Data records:

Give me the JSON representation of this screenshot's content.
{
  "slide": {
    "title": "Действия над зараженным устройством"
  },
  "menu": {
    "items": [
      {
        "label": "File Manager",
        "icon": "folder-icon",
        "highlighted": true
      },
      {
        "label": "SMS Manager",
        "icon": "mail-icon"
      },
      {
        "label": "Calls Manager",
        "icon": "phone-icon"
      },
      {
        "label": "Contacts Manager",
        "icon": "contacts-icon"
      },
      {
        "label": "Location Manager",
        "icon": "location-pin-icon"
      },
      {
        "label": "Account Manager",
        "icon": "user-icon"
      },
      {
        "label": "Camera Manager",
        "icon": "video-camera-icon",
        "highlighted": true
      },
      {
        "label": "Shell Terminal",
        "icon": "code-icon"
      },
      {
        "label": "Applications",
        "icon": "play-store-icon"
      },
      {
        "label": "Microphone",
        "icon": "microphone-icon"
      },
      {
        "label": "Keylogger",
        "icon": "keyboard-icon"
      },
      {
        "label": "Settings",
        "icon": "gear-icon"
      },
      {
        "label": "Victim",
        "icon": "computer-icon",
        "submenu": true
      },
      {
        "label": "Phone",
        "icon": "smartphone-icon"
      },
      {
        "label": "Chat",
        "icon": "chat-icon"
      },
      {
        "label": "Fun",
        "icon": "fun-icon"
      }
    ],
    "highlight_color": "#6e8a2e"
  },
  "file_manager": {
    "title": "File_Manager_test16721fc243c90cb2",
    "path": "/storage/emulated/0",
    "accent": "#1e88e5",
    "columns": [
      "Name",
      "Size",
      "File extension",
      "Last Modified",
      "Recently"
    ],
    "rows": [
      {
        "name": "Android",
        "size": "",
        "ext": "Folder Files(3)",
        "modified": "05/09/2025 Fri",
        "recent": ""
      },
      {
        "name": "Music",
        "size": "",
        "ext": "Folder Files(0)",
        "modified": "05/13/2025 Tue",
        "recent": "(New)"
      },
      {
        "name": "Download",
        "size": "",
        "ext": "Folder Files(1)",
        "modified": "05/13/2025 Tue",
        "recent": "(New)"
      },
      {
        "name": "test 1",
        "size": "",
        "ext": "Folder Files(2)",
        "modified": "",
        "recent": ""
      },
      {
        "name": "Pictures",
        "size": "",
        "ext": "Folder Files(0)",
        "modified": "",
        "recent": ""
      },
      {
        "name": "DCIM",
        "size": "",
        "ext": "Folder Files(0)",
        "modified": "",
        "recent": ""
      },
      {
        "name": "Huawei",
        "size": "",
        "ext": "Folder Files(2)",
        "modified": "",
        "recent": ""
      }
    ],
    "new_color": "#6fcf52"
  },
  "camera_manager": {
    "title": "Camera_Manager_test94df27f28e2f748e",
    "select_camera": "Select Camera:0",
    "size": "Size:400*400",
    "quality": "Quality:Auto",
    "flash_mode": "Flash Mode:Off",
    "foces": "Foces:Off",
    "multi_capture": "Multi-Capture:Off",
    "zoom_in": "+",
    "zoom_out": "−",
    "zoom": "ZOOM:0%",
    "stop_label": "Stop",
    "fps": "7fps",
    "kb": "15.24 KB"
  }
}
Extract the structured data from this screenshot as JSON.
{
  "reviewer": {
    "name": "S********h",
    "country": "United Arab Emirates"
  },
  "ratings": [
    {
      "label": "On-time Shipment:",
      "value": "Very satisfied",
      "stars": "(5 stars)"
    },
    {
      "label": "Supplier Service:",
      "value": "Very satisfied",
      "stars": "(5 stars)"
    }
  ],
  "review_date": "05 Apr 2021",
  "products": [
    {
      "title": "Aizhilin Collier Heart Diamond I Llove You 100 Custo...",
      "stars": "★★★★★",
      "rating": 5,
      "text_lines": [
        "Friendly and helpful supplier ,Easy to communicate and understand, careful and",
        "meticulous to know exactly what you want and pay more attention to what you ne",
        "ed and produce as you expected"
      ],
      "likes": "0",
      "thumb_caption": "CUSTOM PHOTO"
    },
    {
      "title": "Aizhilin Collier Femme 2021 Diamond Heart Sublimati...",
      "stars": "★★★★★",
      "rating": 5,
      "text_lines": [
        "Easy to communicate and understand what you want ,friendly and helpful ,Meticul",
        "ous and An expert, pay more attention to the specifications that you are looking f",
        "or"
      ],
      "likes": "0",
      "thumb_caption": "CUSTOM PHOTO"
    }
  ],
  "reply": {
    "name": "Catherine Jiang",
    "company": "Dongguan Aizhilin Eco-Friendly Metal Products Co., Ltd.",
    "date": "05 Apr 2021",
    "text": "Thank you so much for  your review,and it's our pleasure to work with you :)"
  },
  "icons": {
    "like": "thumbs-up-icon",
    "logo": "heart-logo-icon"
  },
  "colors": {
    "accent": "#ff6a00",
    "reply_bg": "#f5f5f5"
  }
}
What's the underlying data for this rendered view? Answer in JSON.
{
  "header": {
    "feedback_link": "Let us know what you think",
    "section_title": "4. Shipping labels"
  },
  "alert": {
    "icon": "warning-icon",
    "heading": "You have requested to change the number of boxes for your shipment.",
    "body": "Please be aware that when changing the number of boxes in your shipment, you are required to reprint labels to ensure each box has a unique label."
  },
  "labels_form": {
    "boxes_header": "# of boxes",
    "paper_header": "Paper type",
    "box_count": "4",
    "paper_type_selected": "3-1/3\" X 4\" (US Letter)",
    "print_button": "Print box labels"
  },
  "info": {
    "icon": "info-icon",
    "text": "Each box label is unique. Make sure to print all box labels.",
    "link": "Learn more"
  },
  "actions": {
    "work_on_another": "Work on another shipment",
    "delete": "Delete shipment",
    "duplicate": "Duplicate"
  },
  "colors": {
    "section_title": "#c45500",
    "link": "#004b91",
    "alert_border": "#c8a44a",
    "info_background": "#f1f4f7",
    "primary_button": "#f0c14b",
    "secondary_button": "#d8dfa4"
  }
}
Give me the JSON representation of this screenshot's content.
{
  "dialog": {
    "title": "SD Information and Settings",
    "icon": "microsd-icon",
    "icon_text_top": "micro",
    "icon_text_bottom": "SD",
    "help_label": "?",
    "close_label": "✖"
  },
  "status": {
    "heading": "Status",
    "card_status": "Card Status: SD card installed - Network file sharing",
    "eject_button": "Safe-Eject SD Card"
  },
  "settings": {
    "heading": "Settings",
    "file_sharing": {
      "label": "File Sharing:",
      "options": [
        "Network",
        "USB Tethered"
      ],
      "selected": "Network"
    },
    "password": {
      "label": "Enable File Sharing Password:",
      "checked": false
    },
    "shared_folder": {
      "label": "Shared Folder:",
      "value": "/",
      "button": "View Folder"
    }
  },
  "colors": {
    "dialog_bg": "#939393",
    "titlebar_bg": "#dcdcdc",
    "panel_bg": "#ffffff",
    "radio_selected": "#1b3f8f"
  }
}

## Written task
All the entries above need to be reproduced exactly.

## Expected answer
Give me the JSON representation of this screenshot's content.
{
  "slide": {
    "title": "Действия над зараженным устройством"
  },
  "menu": {
    "items": [
      {
        "label": "File Manager",
        "icon": "folder-icon",
        "highlighted": true
      },
      {
        "label": "SMS Manager",
        "icon": "mail-icon"
      },
      {
        "label": "Calls Manager",
        "icon": "phone-icon"
      },
      {
        "label": "Contacts Manager",
        "icon": "contacts-icon"
      },
      {
        "label": "Location Manager",
        "icon": "location-pin-icon"
      },
      {
        "label": "Account Manager",
        "icon": "user-icon"
      },
      {
        "label": "Camera Manager",
        "icon": "video-camera-icon",
        "highlighted": true
      },
      {
        "label": "Shell Terminal",
        "icon": "code-icon"
      },
      {
        "label": "Applications",
        "icon": "play-store-icon"
      },
      {
        "label": "Microphone",
        "icon": "microphone-icon"
      },
      {
        "label": "Keylogger",
        "icon": "keyboard-icon"
      },
      {
        "label": "Settings",
        "icon": "gear-icon"
      },
      {
        "label": "Victim",
        "icon": "computer-icon",
        "submenu": true
      },
      {
        "label": "Phone",
        "icon": "smartphone-icon"
      },
      {
        "label": "Chat",
        "icon": "chat-icon"
      },
      {
        "label": "Fun",
        "icon": "fun-icon"
      }
    ],
    "highlight_color": "#6e8a2e"
  },
  "file_manager": {
    "title": "File_Manager_test16721fc243c90cb2",
    "path": "/storage/emulated/0",
    "accent": "#1e88e5",
    "columns": [
      "Name",
      "Size",
      "File extension",
      "Last Modified",
      "Recently"
    ],
    "rows": [
      {
        "name": "Android",
        "size": "",
        "ext": "Folder Files(3)",
        "modified": "05/09/2025 Fri",
        "recent": ""
      },
      {
        "name": "Music",
        "size": "",
        "ext": "Folder Files(0)",
        "modified": "05/13/2025 Tue",
        "recent": "(New)"
      },
      {
        "name": "Download",
        "size": "",
        "ext": "Folder Files(1)",
        "modified": "05/13/2025 Tue",
        "recent": "(New)"
      },
      {
        "name": "test 1",
        "size": "",
        "ext": "Folder Files(2)",
        "modified": "",
        "recent": ""
      },
      {
        "name": "Pictures",
        "size": "",
        "ext": "Folder Files(0)",
        "modified": "",
        "recent": ""
      },
      {
        "name": "DCIM",
        "size": "",
        "ext": "Folder Files(0)",
        "modified": "",
        "recent": ""
      },
      {
        "name": "Huawei",
        "size": "",
        "ext": "Folder Files(2)",
        "modified": "",
        "recent": ""
      }
    ],
    "new_color": "#6fcf52"
  },
  "camera_manager": {
    "title": "Camera_Manager_test94df27f28e2f748e",
    "select_camera": "Select Camera:0",
    "size": "Size:400*400",
    "quality": "Quality:Auto",
    "flash_mode": "Flash Mode:Off",
    "foces": "Foces:Off",
    "multi_capture": "Multi-Capture:Off",
    "zoom_in": "+",
    "zoom_out": "−",
    "zoom": "ZOOM:0%",
    "stop_label": "Stop",
    "fps": "7fps",
    "kb": "15.24 KB"
  }
}
Extract the structured data from this screenshot as JSON.
{
  "reviewer": {
    "name": "S********h",
    "country": "United Arab Emirates"
  },
  "ratings": [
    {
      "label": "On-time Shipment:",
      "value": "Very satisfied",
      "stars": "(5 stars)"
    },
    {
      "label": "Supplier Service:",
      "value": "Very satisfied",
      "stars": "(5 stars)"
    }
  ],
  "review_date": "05 Apr 2021",
  "products": [
    {
      "title": "Aizhilin Collier Heart Diamond I Llove You 100 Custo...",
      "stars": "★★★★★",
      "rating": 5,
      "text_lines": [
        "Friendly and helpful supplier ,Easy to communicate and understand, careful and",
        "meticulous to know exactly what you want and pay more attention to what you ne",
        "ed and produce as you expected"
      ],
      "likes": "0",
      "thumb_caption": "CUSTOM PHOTO"
    },
    {
      "title": "Aizhilin Collier Femme 2021 Diamond Heart Sublimati...",
      "stars": "★★★★★",
      "rating": 5,
      "text_lines": [
        "Easy to communicate and understand what you want ,friendly and helpful ,Meticul",
        "ous and An expert, pay more attention to the specifications that you are looking f",
        "or"
      ],
      "likes": "0",
      "thumb_caption": "CUSTOM PHOTO"
    }
  ],
  "reply": {
    "name": "Catherine Jiang",
    "company": "Dongguan Aizhilin Eco-Friendly Metal Products Co., Ltd.",
    "date": "05 Apr 2021",
    "text": "Thank you so much for  your review,and it's our pleasure to work with you :)"
  },
  "icons": {
    "like": "thumbs-up-icon",
    "logo": "heart-logo-icon"
  },
  "colors": {
    "accent": "#ff6a00",
    "reply_bg": "#f5f5f5"
  }
}
What's the underlying data for this rendered view? Answer in JSON.
{
  "header": {
    "feedback_link": "Let us know what you think",
    "section_title": "4. Shipping labels"
  },
  "alert": {
    "icon": "warning-icon",
    "heading": "You have requested to change the number of boxes for your shipment.",
    "body": "Please be aware that when changing the number of boxes in your shipment, you are required to reprint labels to ensure each box has a unique label."
  },
  "labels_form": {
    "boxes_header": "# of boxes",
    "paper_header": "Paper type",
    "box_count": "4",
    "paper_type_selected": "3-1/3\" X 4\" (US Letter)",
    "print_button": "Print box labels"
  },
  "info": {
    "icon": "info-icon",
    "text": "Each box label is unique. Make sure to print all box labels.",
    "link": "Learn more"
  },
  "actions": {
    "work_on_another": "Work on another shipment",
    "delete": "Delete shipment",
    "duplicate": "Duplicate"
  },
  "colors": {
    "section_title": "#c45500",
    "link": "#004b91",
    "alert_border": "#c8a44a",
    "info_background": "#f1f4f7",
    "primary_button": "#f0c14b",
    "secondary_button": "#d8dfa4"
  }
}
Give me the JSON representation of this screenshot's content.
{
  "dialog": {
    "title": "SD Information and Settings",
    "icon": "microsd-icon",
    "icon_text_top": "micro",
    "icon_text_bottom": "SD",
    "help_label": "?",
    "close_label": "✖"
  },
  "status": {
    "heading": "Status",
    "card_status": "Card Status: SD card installed - Network file sharing",
    "eject_button": "Safe-Eject SD Card"
  },
  "settings": {
    "heading": "Settings",
    "file_sharing": {
      "label": "File Sharing:",
      "options": [
        "Network",
        "USB Tethered"
      ],
      "selected": "Network"
    },
    "password": {
      "label": "Enable File Sharing Password:",
      "checked": false
    },
    "shared_folder": {
      "label": "Shared Folder:",
      "value": "/",
      "button": "View Folder"
    }
  },
  "colors": {
    "dialog_bg": "#939393",
    "titlebar_bg": "#dcdcdc",
    "panel_bg": "#ffffff",
    "radio_selected": "#1b3f8f"
  }
}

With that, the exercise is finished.